OBJECTIVE:
Narrow the data below down to the lines containing "axis".

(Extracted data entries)
☆ ☆ ☆ ☆ ☆

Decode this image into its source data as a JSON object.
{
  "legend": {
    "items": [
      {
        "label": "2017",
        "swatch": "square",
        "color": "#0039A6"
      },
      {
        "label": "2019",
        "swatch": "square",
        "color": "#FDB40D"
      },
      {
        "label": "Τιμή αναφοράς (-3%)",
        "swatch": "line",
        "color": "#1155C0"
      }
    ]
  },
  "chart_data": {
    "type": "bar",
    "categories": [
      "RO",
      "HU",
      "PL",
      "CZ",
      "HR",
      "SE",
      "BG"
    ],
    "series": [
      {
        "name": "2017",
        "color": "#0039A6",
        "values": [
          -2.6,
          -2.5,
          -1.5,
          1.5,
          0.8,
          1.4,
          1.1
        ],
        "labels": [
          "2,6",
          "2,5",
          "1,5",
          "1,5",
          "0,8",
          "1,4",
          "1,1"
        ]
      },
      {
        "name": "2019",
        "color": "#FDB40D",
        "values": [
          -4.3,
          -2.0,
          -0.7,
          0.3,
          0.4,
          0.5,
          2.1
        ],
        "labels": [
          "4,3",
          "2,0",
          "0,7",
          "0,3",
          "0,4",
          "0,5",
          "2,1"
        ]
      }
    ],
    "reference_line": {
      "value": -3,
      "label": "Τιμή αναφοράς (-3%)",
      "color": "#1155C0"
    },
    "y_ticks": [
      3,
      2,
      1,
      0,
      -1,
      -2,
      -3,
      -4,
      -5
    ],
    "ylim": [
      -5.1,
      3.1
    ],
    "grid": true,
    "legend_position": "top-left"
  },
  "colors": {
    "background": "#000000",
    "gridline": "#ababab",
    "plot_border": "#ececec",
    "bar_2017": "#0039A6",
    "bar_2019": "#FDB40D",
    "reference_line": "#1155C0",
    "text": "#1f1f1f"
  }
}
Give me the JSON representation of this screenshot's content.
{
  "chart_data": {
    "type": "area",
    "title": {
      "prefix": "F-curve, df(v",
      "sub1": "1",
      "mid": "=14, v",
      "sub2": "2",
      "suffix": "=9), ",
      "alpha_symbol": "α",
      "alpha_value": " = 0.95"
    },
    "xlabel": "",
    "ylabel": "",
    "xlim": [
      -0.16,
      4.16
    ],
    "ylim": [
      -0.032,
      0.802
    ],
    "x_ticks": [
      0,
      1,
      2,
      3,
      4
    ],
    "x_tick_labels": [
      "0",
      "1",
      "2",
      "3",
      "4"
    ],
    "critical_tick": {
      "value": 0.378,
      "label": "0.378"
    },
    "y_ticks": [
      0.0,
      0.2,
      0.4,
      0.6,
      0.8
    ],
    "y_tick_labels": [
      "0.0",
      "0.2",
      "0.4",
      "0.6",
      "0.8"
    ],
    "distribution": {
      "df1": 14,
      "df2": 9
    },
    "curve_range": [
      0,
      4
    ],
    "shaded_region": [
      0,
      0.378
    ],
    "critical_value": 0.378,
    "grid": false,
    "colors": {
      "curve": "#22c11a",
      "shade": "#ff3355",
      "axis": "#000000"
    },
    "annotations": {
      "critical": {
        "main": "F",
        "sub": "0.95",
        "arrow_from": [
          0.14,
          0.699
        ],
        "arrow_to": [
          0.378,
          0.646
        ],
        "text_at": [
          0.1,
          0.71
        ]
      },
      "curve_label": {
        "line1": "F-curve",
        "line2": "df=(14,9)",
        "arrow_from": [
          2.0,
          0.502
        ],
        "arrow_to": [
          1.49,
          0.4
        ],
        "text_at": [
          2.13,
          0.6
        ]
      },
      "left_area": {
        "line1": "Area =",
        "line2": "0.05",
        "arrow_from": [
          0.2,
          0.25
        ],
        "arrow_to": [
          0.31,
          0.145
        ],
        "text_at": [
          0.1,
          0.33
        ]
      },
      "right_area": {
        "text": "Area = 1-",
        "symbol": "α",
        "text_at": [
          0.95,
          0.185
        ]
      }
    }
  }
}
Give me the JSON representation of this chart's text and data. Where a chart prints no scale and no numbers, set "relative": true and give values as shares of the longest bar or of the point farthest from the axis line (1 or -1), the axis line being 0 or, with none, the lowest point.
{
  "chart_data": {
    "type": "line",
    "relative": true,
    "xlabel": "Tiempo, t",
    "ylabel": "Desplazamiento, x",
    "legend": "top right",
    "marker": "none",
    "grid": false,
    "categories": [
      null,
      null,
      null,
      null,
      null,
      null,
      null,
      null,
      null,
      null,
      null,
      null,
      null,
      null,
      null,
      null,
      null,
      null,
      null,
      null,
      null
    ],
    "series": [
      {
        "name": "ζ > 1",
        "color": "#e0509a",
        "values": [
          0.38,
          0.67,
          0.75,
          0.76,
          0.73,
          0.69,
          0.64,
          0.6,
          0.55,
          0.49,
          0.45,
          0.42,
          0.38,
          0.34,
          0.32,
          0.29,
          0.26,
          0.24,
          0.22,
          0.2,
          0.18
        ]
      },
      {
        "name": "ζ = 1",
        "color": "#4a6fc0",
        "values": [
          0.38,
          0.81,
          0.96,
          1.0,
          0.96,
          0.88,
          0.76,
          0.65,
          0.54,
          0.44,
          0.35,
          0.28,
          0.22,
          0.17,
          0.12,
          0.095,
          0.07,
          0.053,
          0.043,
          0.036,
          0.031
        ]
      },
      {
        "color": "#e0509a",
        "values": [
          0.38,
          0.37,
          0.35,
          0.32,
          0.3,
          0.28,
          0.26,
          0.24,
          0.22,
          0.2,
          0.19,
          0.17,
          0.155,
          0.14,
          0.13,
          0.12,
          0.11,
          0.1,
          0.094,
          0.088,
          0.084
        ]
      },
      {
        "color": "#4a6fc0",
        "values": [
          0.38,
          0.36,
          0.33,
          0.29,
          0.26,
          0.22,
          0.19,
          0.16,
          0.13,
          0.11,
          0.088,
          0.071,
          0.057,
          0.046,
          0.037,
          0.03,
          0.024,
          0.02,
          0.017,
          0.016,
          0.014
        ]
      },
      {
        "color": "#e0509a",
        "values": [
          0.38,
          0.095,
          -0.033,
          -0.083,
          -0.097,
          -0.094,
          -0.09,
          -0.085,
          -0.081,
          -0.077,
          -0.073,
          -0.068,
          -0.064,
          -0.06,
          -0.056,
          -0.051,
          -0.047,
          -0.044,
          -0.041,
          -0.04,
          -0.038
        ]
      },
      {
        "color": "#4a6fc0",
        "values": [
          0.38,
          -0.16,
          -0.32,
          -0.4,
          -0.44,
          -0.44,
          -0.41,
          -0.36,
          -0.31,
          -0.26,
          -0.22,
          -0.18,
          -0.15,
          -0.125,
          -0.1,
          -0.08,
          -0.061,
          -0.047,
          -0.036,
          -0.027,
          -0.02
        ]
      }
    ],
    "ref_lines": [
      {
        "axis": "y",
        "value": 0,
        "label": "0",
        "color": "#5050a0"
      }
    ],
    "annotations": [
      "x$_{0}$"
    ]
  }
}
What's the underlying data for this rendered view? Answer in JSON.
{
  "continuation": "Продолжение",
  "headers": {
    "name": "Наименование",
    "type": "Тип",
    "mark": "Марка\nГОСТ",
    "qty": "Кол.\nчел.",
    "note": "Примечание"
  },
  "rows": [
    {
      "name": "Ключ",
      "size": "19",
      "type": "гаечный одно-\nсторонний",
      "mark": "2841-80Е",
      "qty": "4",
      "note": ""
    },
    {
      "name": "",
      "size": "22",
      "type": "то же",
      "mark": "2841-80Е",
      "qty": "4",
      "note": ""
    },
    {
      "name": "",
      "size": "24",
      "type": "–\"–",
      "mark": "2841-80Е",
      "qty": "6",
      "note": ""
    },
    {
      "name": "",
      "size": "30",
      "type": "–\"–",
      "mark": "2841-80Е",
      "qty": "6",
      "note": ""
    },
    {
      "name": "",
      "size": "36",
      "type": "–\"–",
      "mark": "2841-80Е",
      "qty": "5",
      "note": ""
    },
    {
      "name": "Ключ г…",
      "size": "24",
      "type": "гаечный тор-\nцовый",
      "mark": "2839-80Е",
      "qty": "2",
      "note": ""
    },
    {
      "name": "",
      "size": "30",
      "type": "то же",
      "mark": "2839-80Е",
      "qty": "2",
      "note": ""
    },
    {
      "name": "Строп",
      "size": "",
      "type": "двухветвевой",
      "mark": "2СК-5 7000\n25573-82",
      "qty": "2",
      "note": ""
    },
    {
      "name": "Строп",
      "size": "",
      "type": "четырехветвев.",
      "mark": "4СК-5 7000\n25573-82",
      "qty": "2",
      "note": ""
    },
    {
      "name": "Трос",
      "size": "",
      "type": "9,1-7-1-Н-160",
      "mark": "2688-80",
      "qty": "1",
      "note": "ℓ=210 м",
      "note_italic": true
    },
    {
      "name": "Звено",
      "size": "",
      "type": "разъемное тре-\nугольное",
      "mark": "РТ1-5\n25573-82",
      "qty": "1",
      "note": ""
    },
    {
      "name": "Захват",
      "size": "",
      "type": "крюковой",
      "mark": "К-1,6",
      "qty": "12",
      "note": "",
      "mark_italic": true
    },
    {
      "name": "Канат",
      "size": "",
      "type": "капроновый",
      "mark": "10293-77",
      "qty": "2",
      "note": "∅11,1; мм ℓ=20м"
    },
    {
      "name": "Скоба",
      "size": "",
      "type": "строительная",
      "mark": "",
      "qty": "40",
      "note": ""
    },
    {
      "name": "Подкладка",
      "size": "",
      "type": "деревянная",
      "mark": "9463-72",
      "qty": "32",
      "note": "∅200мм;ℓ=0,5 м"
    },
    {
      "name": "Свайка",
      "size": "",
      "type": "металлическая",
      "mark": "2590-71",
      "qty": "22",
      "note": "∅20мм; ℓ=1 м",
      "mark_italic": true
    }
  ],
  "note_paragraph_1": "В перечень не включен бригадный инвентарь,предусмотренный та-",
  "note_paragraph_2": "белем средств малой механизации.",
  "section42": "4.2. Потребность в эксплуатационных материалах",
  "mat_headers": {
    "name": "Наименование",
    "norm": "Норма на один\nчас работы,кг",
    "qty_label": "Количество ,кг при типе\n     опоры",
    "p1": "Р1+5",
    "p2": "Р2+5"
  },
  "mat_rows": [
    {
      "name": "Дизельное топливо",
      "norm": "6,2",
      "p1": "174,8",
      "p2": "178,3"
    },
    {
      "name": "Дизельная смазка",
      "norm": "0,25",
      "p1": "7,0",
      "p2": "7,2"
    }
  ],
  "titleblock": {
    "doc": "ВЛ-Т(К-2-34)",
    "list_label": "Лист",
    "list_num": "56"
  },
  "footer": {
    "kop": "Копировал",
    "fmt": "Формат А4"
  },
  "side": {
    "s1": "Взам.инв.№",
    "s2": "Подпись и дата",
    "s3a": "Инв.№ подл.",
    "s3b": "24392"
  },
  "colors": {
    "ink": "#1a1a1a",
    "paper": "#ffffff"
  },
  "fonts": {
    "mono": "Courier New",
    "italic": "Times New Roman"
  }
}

☆ ☆ ☆ ☆ ☆

THE ANSWER:
      "axis": "#000000"
Give me the JSON representation of this chart's text and data. Where a chart prints no scale and no numbers, set "relative": true and give values as shares of the longest bar or of the point farthest from the axis line (1 or -1), the axis line being 0 or, with none, the lowest point.
        "axis": "y",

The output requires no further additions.